Gauhati High Court High Court

Commissioner Of Income-Tax vs Assam Cold Storage Co. on 29 April, 1993

Gauhati High Court
Commissioner Of Income-Tax vs Assam Cold Storage Co. on 29 April, 1993
Equivalent citations: 1993 204 ITR 540 Gauhati
Author: U Bhat
Bench: U Bhat, R Manisana

JUDGMENT

U.L. Bhat, C.J.

1. This reference has been made by the Appellate Tribunal at the instance of the Revenue under Section 256(1) of the Income-tax Act, 1961. The question which is in two parts reads as follows :

“Whether, on the facts and in the circumstances of the case, the Tribunal was justified in deciding that the assessee’s source of money invested in the purchase of 2,013 bags of potatoes was Rs. 60,000 disclosed by the assessee under the Voluntary Disclosure Scheme, 1975, and whether the said decision of the Tribunal is against the provisions of Section 9 of the Voluntary Disclosure of Income and Wealth Act, 1976 ?”

2. The assessment relates to the assessment year 1971-72. The assessee is an unregistered firm. The original order of assessment was passed on March 23, 1974, a copy of which is seen in the paper book. By this order, the Income-tax Officer directed a sum of Rs. 54,000 to be added to the income of the assessee as undisclosed income representing purchase of 2,013 bags of potatoes during the previous year and an addition of Rs. 64,000 being concealed trading profit during the year. The assessee filed an appeal before the Commissioner of Income-tax (Appeals) against the above additions as well as other findings. The order was set aside by the Commissioner of Income-tax (Appeals) on August 31, 1974. Thereafter, the Income-tax Officer made a fresh assessment order on February 28, 1975, adding a sum of Rs. 54,000 (as earlier) and adding a sum of Rs. 92,000 instead of the originally added sum of Rs. 64,000. In an appeal filed by the assessee, the Commissioner of Income-tax (Appeals), vide order dated January 10, 1975, deleted the addition of Rs. 54,000 but retained the addition of Rs. 92,000. The assessee as well as the Revenue filed appeals before the Appellate Tribunal which remanded the matter to the file of the Commissioner of Income-tax (Appeals) directing him to pass a fresh order with

specific reference to the observations made in that judgment. The Commissioner of Income-tax (Appeals) called for a report from the Income-tax Officer and passed a fresh order on November 19, 1983. The addition of Rs. 54,000 made by the Income-tax Officer was deleted and the addition of Rs. 92,000 was reduced to Rs. 10,000. The Revenue filed an appeal before the Appellate Tribunal and the assessee filed cross-objections. The Tribunal rejected the contention of the Revenue regarding addition of Rs. 54,000 but partly allowed the appeal in respect of another matter and dismissed the cross-objections. Hence, this reference.

(Listing)
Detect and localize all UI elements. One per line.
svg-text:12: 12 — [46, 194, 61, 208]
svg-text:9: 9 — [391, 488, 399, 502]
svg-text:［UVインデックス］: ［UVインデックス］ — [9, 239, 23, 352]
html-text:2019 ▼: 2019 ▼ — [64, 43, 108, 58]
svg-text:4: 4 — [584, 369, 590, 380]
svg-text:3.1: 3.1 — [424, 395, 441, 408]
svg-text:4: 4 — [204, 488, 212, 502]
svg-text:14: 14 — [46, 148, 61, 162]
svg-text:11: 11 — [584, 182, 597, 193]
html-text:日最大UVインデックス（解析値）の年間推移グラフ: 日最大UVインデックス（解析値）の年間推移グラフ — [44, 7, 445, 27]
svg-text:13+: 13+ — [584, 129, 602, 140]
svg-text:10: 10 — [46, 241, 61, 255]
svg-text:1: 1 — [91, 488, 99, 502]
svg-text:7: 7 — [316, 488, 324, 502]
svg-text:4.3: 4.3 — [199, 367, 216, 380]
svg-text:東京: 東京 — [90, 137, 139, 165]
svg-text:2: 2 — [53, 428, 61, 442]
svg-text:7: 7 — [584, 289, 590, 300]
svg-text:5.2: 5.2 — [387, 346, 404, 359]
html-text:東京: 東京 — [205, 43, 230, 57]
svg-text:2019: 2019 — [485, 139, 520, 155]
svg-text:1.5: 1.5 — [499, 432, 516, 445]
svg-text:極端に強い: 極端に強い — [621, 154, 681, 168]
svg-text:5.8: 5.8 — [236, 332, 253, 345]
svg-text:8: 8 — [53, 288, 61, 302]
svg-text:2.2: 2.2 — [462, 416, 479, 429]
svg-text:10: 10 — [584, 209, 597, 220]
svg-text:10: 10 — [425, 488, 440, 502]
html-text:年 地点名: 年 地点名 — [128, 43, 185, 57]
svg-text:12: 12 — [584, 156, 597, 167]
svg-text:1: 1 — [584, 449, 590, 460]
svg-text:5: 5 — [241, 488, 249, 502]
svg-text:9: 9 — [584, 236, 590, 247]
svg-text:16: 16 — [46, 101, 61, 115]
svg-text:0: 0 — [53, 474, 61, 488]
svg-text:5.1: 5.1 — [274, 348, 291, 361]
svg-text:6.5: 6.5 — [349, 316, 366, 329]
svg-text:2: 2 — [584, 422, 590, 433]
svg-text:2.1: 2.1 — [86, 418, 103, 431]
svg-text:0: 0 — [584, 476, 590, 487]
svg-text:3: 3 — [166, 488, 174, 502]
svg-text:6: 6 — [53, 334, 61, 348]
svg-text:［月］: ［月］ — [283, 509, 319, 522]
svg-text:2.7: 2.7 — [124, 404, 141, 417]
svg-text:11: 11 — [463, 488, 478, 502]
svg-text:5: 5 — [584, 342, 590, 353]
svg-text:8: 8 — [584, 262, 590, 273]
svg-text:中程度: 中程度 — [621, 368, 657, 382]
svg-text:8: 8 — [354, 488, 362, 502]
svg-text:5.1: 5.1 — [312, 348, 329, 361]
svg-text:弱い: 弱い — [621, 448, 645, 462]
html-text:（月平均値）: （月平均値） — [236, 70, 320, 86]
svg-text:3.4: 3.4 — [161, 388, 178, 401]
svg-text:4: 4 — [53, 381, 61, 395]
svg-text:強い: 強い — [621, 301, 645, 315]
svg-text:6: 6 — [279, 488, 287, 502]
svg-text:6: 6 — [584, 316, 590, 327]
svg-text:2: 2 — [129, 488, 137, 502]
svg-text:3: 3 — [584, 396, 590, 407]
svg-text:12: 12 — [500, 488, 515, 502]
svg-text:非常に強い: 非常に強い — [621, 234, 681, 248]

(What is expected)
List every distinct rupee amount stated in the income-tax judgment, once each.

(The output)
- Rs. 60,000
- Rs. 54,000
- Rs. 64,000
- Rs. 92,000
- Rs. 10,000